• What the exercise asks:
Write out the material exactly. Do not include the pictures.

• Excerpted records:
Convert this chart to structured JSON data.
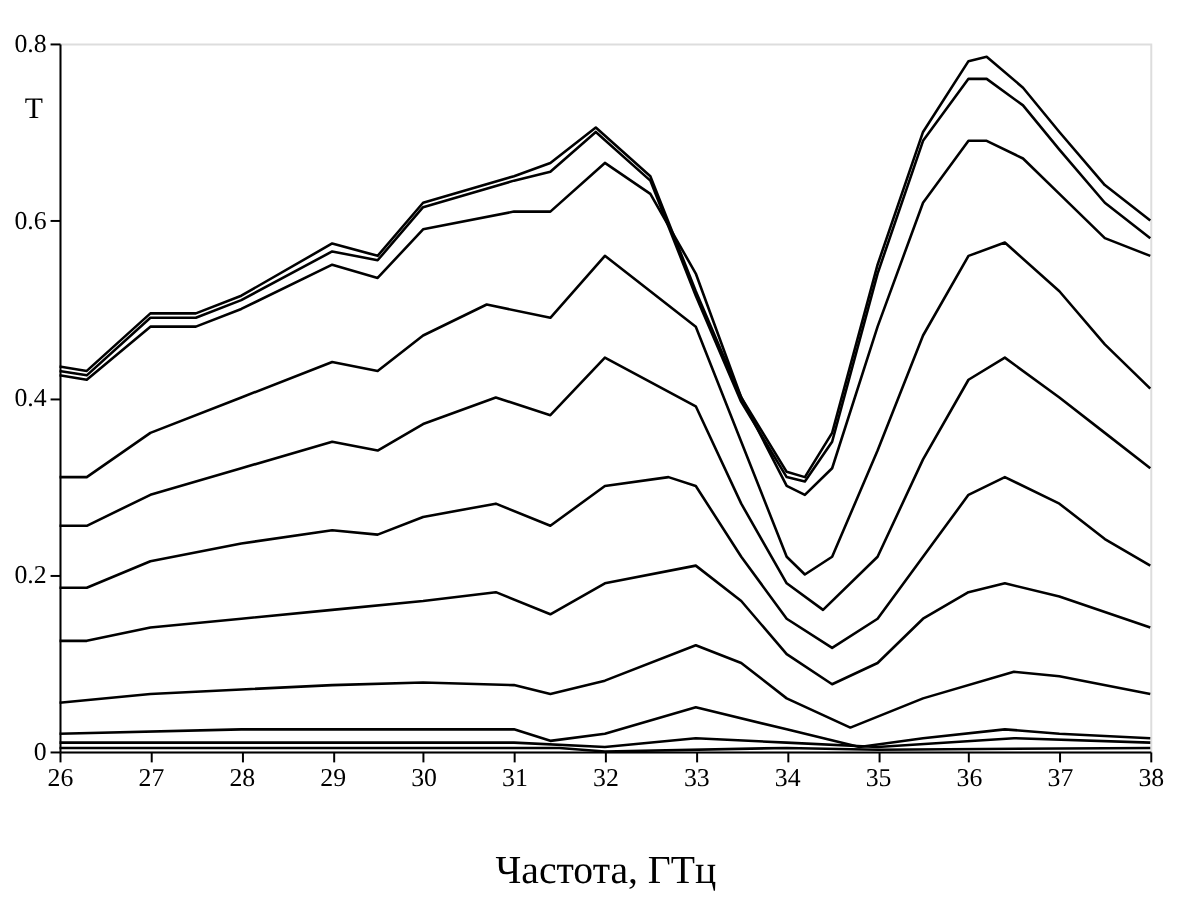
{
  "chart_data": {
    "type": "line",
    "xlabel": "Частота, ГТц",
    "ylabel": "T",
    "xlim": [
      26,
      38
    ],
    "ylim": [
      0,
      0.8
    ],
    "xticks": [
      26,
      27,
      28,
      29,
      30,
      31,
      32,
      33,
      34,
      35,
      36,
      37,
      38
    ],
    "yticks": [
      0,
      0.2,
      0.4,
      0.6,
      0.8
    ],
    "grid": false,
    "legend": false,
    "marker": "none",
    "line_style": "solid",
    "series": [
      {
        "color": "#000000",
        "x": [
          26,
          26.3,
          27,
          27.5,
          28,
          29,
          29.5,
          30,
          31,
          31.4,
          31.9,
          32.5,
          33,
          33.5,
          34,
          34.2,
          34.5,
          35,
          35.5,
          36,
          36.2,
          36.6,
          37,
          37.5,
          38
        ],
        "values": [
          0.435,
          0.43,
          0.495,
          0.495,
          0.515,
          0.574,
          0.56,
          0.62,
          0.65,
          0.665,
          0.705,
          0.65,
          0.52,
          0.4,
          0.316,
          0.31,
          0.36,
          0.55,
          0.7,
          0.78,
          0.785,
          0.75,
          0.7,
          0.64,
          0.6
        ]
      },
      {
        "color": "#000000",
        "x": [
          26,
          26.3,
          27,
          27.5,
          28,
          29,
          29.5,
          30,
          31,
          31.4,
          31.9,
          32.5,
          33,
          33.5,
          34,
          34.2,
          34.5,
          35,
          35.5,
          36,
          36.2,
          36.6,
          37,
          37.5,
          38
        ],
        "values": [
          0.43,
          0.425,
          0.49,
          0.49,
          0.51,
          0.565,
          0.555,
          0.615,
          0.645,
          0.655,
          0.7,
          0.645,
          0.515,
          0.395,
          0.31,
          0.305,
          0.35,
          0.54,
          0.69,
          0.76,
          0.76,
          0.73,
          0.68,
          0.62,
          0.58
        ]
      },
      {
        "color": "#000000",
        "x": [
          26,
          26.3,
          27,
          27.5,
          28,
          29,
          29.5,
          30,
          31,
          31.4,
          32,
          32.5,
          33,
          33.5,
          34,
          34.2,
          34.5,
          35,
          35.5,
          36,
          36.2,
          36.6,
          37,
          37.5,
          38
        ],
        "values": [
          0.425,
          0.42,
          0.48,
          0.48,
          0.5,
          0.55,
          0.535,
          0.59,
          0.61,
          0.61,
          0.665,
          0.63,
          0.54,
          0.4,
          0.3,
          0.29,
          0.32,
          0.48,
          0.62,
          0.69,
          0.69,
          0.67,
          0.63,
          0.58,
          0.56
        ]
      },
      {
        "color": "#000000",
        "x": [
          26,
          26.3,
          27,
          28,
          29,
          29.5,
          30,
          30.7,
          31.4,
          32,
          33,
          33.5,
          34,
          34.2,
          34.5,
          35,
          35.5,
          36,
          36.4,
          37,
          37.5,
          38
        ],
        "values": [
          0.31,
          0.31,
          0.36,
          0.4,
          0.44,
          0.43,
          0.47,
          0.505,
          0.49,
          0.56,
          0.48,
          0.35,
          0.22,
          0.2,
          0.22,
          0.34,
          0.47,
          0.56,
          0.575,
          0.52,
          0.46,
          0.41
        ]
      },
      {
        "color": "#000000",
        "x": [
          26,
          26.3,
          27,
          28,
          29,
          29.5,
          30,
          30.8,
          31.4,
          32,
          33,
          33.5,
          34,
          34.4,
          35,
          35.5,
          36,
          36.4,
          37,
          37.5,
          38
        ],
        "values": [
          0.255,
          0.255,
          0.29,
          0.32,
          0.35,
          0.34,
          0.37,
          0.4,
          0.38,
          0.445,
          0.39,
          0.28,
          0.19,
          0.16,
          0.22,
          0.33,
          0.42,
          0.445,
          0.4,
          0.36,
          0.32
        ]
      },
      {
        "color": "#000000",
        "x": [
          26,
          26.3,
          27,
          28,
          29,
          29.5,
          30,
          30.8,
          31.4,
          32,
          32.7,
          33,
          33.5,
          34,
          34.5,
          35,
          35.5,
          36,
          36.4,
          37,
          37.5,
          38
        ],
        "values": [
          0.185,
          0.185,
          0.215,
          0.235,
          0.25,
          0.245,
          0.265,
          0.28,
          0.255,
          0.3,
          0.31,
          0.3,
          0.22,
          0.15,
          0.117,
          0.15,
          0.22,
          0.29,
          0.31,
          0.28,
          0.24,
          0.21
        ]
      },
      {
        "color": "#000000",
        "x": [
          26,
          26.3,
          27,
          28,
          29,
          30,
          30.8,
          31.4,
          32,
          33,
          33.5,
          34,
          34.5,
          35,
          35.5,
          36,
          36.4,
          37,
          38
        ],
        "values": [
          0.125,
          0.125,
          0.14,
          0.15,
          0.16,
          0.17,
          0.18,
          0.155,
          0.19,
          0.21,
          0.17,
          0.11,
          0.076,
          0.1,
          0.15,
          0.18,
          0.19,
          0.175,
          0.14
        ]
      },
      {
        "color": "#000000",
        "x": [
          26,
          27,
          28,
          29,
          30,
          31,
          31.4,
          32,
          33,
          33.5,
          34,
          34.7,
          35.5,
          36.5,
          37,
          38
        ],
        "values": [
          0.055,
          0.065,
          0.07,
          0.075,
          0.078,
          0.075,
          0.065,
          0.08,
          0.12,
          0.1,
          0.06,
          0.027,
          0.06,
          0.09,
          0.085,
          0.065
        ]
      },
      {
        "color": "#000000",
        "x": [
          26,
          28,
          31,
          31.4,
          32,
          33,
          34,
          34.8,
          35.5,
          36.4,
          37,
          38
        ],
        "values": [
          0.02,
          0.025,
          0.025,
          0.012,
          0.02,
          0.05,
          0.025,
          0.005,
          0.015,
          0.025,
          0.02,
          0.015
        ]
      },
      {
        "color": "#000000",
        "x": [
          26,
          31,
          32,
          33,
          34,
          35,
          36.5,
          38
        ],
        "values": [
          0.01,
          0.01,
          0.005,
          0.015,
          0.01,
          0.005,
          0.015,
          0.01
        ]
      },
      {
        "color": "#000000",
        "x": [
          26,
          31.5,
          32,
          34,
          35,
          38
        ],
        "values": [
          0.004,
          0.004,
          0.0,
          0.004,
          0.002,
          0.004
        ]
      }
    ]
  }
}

• Output for this exercise:
Convert this chart to structured JSON data.
{
  "chart_data": {
    "type": "line",
    "xlabel": "Частота, ГТц",
    "ylabel": "T",
    "xlim": [
      26,
      38
    ],
    "ylim": [
      0,
      0.8
    ],
    "xticks": [
      26,
      27,
      28,
      29,
      30,
      31,
      32,
      33,
      34,
      35,
      36,
      37,
      38
    ],
    "yticks": [
      0,
      0.2,
      0.4,
      0.6,
      0.8
    ],
    "grid": false,
    "legend": false,
    "marker": "none",
    "line_style": "solid",
    "series": [
      {
        "color": "#000000",
        "x": [
          26,
          26.3,
          27,
          27.5,
          28,
          29,
          29.5,
          30,
          31,
          31.4,
          31.9,
          32.5,
          33,
          33.5,
          34,
          34.2,
          34.5,
          35,
          35.5,
          36,
          36.2,
          36.6,
          37,
          37.5,
          38
        ],
        "values": [
          0.435,
          0.43,
          0.495,
          0.495,
          0.515,
          0.574,
          0.56,
          0.62,
          0.65,
          0.665,
          0.705,
          0.65,
          0.52,
          0.4,
          0.316,
          0.31,
          0.36,
          0.55,
          0.7,
          0.78,
          0.785,
          0.75,
          0.7,
          0.64,
          0.6
        ]
      },
      {
        "color": "#000000",
        "x": [
          26,
          26.3,
          27,
          27.5,
          28,
          29,
          29.5,
          30,
          31,
          31.4,
          31.9,
          32.5,
          33,
          33.5,
          34,
          34.2,
          34.5,
          35,
          35.5,
          36,
          36.2,
          36.6,
          37,
          37.5,
          38
        ],
        "values": [
          0.43,
          0.425,
          0.49,
          0.49,
          0.51,
          0.565,
          0.555,
          0.615,
          0.645,
          0.655,
          0.7,
          0.645,
          0.515,
          0.395,
          0.31,
          0.305,
          0.35,
          0.54,
          0.69,
          0.76,
          0.76,
          0.73,
          0.68,
          0.62,
          0.58
        ]
      },
      {
        "color": "#000000",
        "x": [
          26,
          26.3,
          27,
          27.5,
          28,
          29,
          29.5,
          30,
          31,
          31.4,
          32,
          32.5,
          33,
          33.5,
          34,
          34.2,
          34.5,
          35,
          35.5,
          36,
          36.2,
          36.6,
          37,
          37.5,
          38
        ],
        "values": [
          0.425,
          0.42,
          0.48,
          0.48,
          0.5,
          0.55,
          0.535,
          0.59,
          0.61,
          0.61,
          0.665,
          0.63,
          0.54,
          0.4,
          0.3,
          0.29,
          0.32,
          0.48,
          0.62,
          0.69,
          0.69,
          0.67,
          0.63,
          0.58,
          0.56
        ]
      },
      {
        "color": "#000000",
        "x": [
          26,
          26.3,
          27,
          28,
          29,
          29.5,
          30,
          30.7,
          31.4,
          32,
          33,
          33.5,
          34,
          34.2,
          34.5,
          35,
          35.5,
          36,
          36.4,
          37,
          37.5,
          38
        ],
        "values": [
          0.31,
          0.31,
          0.36,
          0.4,
          0.44,
          0.43,
          0.47,
          0.505,
          0.49,
          0.56,
          0.48,
          0.35,
          0.22,
          0.2,
          0.22,
          0.34,
          0.47,
          0.56,
          0.575,
          0.52,
          0.46,
          0.41
        ]
      },
      {
        "color": "#000000",
        "x": [
          26,
          26.3,
          27,
          28,
          29,
          29.5,
          30,
          30.8,
          31.4,
          32,
          33,
          33.5,
          34,
          34.4,
          35,
          35.5,
          36,
          36.4,
          37,
          37.5,
          38
        ],
        "values": [
          0.255,
          0.255,
          0.29,
          0.32,
          0.35,
          0.34,
          0.37,
          0.4,
          0.38,
          0.445,
          0.39,
          0.28,
          0.19,
          0.16,
          0.22,
          0.33,
          0.42,
          0.445,
          0.4,
          0.36,
          0.32
        ]
      },
      {
        "color": "#000000",
        "x": [
          26,
          26.3,
          27,
          28,
          29,
          29.5,
          30,
          30.8,
          31.4,
          32,
          32.7,
          33,
          33.5,
          34,
          34.5,
          35,
          35.5,
          36,
          36.4,
          37,
          37.5,
          38
        ],
        "values": [
          0.185,
          0.185,
          0.215,
          0.235,
          0.25,
          0.245,
          0.265,
          0.28,
          0.255,
          0.3,
          0.31,
          0.3,
          0.22,
          0.15,
          0.117,
          0.15,
          0.22,
          0.29,
          0.31,
          0.28,
          0.24,
          0.21
        ]
      },
      {
        "color": "#000000",
        "x": [
          26,
          26.3,
          27,
          28,
          29,
          30,
          30.8,
          31.4,
          32,
          33,
          33.5,
          34,
          34.5,
          35,
          35.5,
          36,
          36.4,
          37,
          38
        ],
        "values": [
          0.125,
          0.125,
          0.14,
          0.15,
          0.16,
          0.17,
          0.18,
          0.155,
          0.19,
          0.21,
          0.17,
          0.11,
          0.076,
          0.1,
          0.15,
          0.18,
          0.19,
          0.175,
          0.14
        ]
      },
      {
        "color": "#000000",
        "x": [
          26,
          27,
          28,
          29,
          30,
          31,
          31.4,
          32,
          33,
          33.5,
          34,
          34.7,
          35.5,
          36.5,
          37,
          38
        ],
        "values": [
          0.055,
          0.065,
          0.07,
          0.075,
          0.078,
          0.075,
          0.065,
          0.08,
          0.12,
          0.1,
          0.06,
          0.027,
          0.06,
          0.09,
          0.085,
          0.065
        ]
      },
      {
        "color": "#000000",
        "x": [
          26,
          28,
          31,
          31.4,
          32,
          33,
          34,
          34.8,
          35.5,
          36.4,
          37,
          38
        ],
        "values": [
          0.02,
          0.025,
          0.025,
          0.012,
          0.02,
          0.05,
          0.025,
          0.005,
          0.015,
          0.025,
          0.02,
          0.015
        ]
      },
      {
        "color": "#000000",
        "x": [
          26,
          31,
          32,
          33,
          34,
          35,
          36.5,
          38
        ],
        "values": [
          0.01,
          0.01,
          0.005,
          0.015,
          0.01,
          0.005,
          0.015,
          0.01
        ]
      },
      {
        "color": "#000000",
        "x": [
          26,
          31.5,
          32,
          34,
          35,
          38
        ],
        "values": [
          0.004,
          0.004,
          0.0,
          0.004,
          0.002,
          0.004
        ]
      }
    ]
  }
}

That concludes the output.